INSTRUCTIONS FOR THE TASK
Look at the entries below and reproduce them exactly.

[Saved entries]
========================
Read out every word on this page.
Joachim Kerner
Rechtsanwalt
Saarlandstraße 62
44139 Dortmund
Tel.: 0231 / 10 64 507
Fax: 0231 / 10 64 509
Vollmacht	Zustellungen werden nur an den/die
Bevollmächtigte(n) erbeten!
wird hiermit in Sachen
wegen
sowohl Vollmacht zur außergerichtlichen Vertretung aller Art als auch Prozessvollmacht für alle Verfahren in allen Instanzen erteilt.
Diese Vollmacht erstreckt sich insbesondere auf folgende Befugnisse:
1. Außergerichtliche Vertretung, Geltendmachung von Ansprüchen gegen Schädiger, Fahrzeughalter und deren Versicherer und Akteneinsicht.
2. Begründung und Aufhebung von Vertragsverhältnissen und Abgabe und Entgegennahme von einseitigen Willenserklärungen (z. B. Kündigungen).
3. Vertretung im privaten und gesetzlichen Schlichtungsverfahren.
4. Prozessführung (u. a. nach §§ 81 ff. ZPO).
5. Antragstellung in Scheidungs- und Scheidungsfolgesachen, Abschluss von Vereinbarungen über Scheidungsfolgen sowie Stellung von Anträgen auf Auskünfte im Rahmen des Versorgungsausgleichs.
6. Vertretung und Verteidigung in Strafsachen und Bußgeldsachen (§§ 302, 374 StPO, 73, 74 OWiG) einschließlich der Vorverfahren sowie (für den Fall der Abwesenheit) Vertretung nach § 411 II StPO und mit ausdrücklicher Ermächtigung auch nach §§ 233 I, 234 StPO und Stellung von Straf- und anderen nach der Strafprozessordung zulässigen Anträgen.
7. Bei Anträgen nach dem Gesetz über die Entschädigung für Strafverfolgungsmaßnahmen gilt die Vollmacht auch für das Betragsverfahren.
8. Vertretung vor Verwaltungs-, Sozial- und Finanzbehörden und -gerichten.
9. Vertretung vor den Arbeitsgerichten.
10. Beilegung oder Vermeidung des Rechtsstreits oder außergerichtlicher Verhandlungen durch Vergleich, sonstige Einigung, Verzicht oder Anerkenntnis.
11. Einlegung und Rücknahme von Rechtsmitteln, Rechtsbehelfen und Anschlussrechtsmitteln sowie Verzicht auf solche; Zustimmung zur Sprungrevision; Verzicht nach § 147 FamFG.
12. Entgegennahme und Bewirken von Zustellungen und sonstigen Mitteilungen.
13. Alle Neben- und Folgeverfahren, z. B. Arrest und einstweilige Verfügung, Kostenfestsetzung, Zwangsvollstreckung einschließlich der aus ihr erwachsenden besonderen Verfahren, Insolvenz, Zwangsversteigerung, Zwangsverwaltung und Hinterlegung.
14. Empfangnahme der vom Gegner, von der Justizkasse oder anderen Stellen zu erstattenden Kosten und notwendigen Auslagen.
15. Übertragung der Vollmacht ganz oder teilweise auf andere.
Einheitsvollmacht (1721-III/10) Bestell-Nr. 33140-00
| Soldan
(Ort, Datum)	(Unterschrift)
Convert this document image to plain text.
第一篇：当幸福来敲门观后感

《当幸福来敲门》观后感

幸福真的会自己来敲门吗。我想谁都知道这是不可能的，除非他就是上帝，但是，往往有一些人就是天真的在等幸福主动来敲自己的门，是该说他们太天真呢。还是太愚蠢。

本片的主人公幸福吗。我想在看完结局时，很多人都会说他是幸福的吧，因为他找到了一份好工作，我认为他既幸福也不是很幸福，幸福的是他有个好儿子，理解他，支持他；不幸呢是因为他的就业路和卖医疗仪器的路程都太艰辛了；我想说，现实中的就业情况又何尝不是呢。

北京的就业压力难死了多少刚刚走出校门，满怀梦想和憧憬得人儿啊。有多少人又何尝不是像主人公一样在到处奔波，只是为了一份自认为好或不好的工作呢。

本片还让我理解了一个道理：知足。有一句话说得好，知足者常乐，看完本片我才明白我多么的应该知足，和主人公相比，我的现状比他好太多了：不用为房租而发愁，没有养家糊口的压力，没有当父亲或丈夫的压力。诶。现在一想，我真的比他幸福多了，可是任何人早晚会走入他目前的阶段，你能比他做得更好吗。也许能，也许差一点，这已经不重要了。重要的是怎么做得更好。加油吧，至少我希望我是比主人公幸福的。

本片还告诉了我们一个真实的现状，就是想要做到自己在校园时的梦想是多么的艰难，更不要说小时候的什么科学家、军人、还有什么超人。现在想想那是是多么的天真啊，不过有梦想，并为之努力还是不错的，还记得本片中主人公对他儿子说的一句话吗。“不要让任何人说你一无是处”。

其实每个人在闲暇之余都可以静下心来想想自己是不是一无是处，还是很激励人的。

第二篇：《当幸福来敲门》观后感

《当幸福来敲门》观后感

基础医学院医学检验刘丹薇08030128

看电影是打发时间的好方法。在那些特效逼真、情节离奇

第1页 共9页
========================
ANSWER IN FULL
Read out every word on this page.
Joachim Kerner
Rechtsanwalt
Saarlandstraße 62
44139 Dortmund
Tel.: 0231 / 10 64 507
Fax: 0231 / 10 64 509
Vollmacht	Zustellungen werden nur an den/die
Bevollmächtigte(n) erbeten!
wird hiermit in Sachen
wegen
sowohl Vollmacht zur außergerichtlichen Vertretung aller Art als auch Prozessvollmacht für alle Verfahren in allen Instanzen erteilt.
Diese Vollmacht erstreckt sich insbesondere auf folgende Befugnisse:
1. Außergerichtliche Vertretung, Geltendmachung von Ansprüchen gegen Schädiger, Fahrzeughalter und deren Versicherer und Akteneinsicht.
2. Begründung und Aufhebung von Vertragsverhältnissen und Abgabe und Entgegennahme von einseitigen Willenserklärungen (z. B. Kündigungen).
3. Vertretung im privaten und gesetzlichen Schlichtungsverfahren.
4. Prozessführung (u. a. nach §§ 81 ff. ZPO).
5. Antragstellung in Scheidungs- und Scheidungsfolgesachen, Abschluss von Vereinbarungen über Scheidungsfolgen sowie Stellung von Anträgen auf Auskünfte im Rahmen des Versorgungsausgleichs.
6. Vertretung und Verteidigung in Strafsachen und Bußgeldsachen (§§ 302, 374 StPO, 73, 74 OWiG) einschließlich der Vorverfahren sowie (für den Fall der Abwesenheit) Vertretung nach § 411 II StPO und mit ausdrücklicher Ermächtigung auch nach §§ 233 I, 234 StPO und Stellung von Straf- und anderen nach der Strafprozessordung zulässigen Anträgen.
7. Bei Anträgen nach dem Gesetz über die Entschädigung für Strafverfolgungsmaßnahmen gilt die Vollmacht auch für das Betragsverfahren.
8. Vertretung vor Verwaltungs-, Sozial- und Finanzbehörden und -gerichten.
9. Vertretung vor den Arbeitsgerichten.
10. Beilegung oder Vermeidung des Rechtsstreits oder außergerichtlicher Verhandlungen durch Vergleich, sonstige Einigung, Verzicht oder Anerkenntnis.
11. Einlegung und Rücknahme von Rechtsmitteln, Rechtsbehelfen und Anschlussrechtsmitteln sowie Verzicht auf solche; Zustimmung zur Sprungrevision; Verzicht nach § 147 FamFG.
12. Entgegennahme und Bewirken von Zustellungen und sonstigen Mitteilungen.
13. Alle Neben- und Folgeverfahren, z. B. Arrest und einstweilige Verfügung, Kostenfestsetzung, Zwangsvollstreckung einschließlich der aus ihr erwachsenden besonderen Verfahren, Insolvenz, Zwangsversteigerung, Zwangsverwaltung und Hinterlegung.
14. Empfangnahme der vom Gegner, von der Justizkasse oder anderen Stellen zu erstattenden Kosten und notwendigen Auslagen.
15. Übertragung der Vollmacht ganz oder teilweise auf andere.
Einheitsvollmacht (1721-III/10) Bestell-Nr. 33140-00
| Soldan
(Ort, Datum)	(Unterschrift)
Convert this document image to plain text.
第一篇：当幸福来敲门观后感

《当幸福来敲门》观后感

幸福真的会自己来敲门吗。我想谁都知道这是不可能的，除非他就是上帝，但是，往往有一些人就是天真的在等幸福主动来敲自己的门，是该说他们太天真呢。还是太愚蠢。

本片的主人公幸福吗。我想在看完结局时，很多人都会说他是幸福的吧，因为他找到了一份好工作，我认为他既幸福也不是很幸福，幸福的是他有个好儿子，理解他，支持他；不幸呢是因为他的就业路和卖医疗仪器的路程都太艰辛了；我想说，现实中的就业情况又何尝不是呢。

北京的就业压力难死了多少刚刚走出校门，满怀梦想和憧憬得人儿啊。有多少人又何尝不是像主人公一样在到处奔波，只是为了一份自认为好或不好的工作呢。

本片还让我理解了一个道理：知足。有一句话说得好，知足者常乐，看完本片我才明白我多么的应该知足，和主人公相比，我的现状比他好太多了：不用为房租而发愁，没有养家糊口的压力，没有当父亲或丈夫的压力。诶。现在一想，我真的比他幸福多了，可是任何人早晚会走入他目前的阶段，你能比他做得更好吗。也许能，也许差一点，这已经不重要了。重要的是怎么做得更好。加油吧，至少我希望我是比主人公幸福的。

本片还告诉了我们一个真实的现状，就是想要做到自己在校园时的梦想是多么的艰难，更不要说小时候的什么科学家、军人、还有什么超人。现在想想那是是多么的天真啊，不过有梦想，并为之努力还是不错的，还记得本片中主人公对他儿子说的一句话吗。“不要让任何人说你一无是处”。

其实每个人在闲暇之余都可以静下心来想想自己是不是一无是处，还是很激励人的。

第二篇：《当幸福来敲门》观后感

《当幸福来敲门》观后感

基础医学院医学检验刘丹薇08030128

看电影是打发时间的好方法。在那些特效逼真、情节离奇

第1页 共9页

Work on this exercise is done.